> _Фрагмент страницы_
>>>

То, что осталось от тела, с улицы Сухого Дерева поволокли на Гревскую площадь. Посреди площади высилась виселица, установленная, как и первая, по приказу маршала; обрубок тела снова повесили, теперь уже на этой виселице; затем из савана мертвеца соорудили куклу, изображавшую маршальшу, и повесили ее на виселице, стоявшей напротив; после чего гнусное гулянье возобновилось. Злосчастные останки поволокли к Бастилии. Там из них вытащили внутренности и бросили их в огромный костер; затем все остальное понесли в Сен-Жерменское предместье, к дому маршала и ко дворцу принца де Конде; и на каждой остановке по пути исчезала какая- нибудь часть того, кто еще накануне был наделенным душой существом, живым и мыслящим, а теперь был всего лишь кучей бесформенной плоти и переломанных костей! Наконец, совершив еще несколько кругов по городу, толпа вновь прошла по Новому мосту, сожгла одну ляжку трупа возле статуи покойного короля, другую — на углу набережной Межиссери, а оставшийся обрубок тела — на Гревской площади, перед зданием ратуши, на костре, сложенном исключительно из сломанных виселиц; когда же обрубок тела и обломки виселиц обратились в пепел, пепел этот развеяли по ветру, чтобы, по словам палачей, каждой из основных природных стихий досталась ее доля.
После чего вся эта толпа принялась водить хоровод вокруг виселицы, на которой в первый раз повесили труп маршала; затем, разведя у ее подножия костер и сложив вокруг нее все, что могло гореть, ее сожгли, как это сделали со всеми остальными виселицами. Казалось, народ, придя в исступление, не хотел оставлять в Париже ни одной виселицы.
Покончим же с этим страшным рассказом: мы и сами торопимся поскорее завершить его.
После того как прах маршала развеяли по ветру, о нем никто больше уже не думал; однако оставалась еще его жена.
Восьмого июля 1617 года Парламент объявил маршала д'Анкра виновным в преступлении, состоящем в оскорблении божественного и человеческого величия; в наказание за это он заклеймил позором имя маршала, а его жену приговорил к отсечению головы.

<<<

> _Задания_
(A) Когда, согласно фрагменту страницы, Парламент объявил маршала д'Анкра виновным?
(B) Перечислите по фрагменту страницы все места, где сжигали части тела маршала.

> _Листинг строк_
>>>

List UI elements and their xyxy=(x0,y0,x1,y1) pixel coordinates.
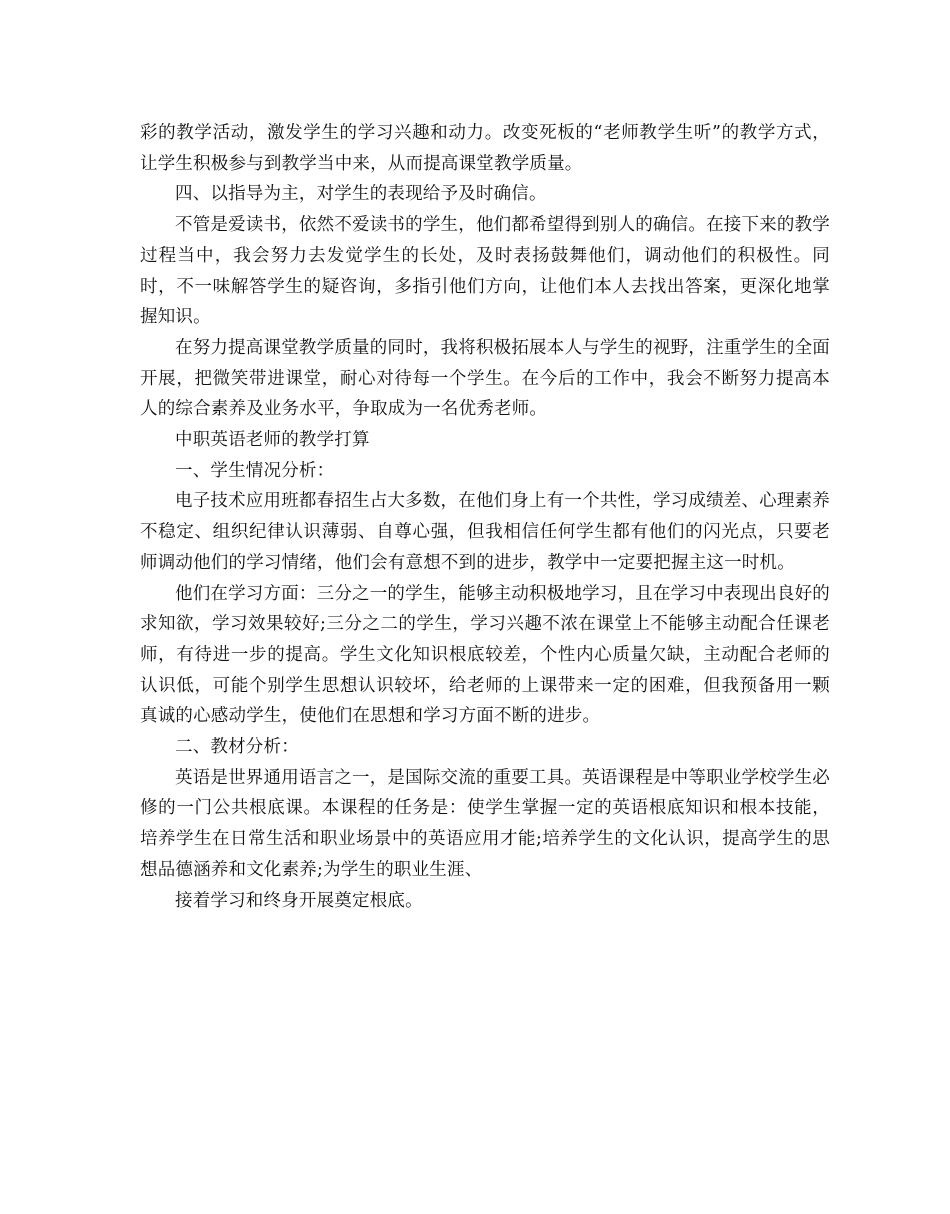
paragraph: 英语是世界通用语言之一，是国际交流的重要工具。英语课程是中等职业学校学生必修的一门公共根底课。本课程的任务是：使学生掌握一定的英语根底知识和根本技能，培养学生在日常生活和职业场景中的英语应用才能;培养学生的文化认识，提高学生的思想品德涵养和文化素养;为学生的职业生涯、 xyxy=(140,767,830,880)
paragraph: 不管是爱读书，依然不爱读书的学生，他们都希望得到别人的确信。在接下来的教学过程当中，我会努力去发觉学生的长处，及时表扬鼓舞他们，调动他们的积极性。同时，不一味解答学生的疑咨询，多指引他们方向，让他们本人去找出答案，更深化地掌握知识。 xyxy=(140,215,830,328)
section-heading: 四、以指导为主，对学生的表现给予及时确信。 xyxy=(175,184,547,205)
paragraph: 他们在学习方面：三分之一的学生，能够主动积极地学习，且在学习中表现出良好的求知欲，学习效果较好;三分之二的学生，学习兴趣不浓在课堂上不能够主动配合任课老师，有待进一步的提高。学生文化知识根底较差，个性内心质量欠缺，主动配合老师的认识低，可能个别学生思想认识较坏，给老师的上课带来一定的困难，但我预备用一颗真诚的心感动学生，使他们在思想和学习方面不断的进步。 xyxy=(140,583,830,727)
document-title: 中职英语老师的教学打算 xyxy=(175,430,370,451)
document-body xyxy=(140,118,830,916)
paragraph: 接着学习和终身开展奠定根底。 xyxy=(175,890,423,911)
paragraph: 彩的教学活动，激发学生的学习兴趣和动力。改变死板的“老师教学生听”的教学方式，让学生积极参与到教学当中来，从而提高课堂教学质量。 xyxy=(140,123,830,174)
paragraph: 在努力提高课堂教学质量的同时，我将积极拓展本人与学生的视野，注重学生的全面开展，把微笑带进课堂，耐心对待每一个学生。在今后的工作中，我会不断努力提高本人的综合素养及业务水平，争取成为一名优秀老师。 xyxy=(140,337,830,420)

<<<

> _Ответы_
(A) Восьмого июля 1617 года.

(B)
- У Бастилии (внутренности бросили в огромный костер)
- Возле статуи покойного короля (одна ляжка)
- На углу набережной Межиссери (другая ляжка)
- На Гревской площади перед зданием ратуши (оставшийся обрубок тела, на костре из сломанных виселиц)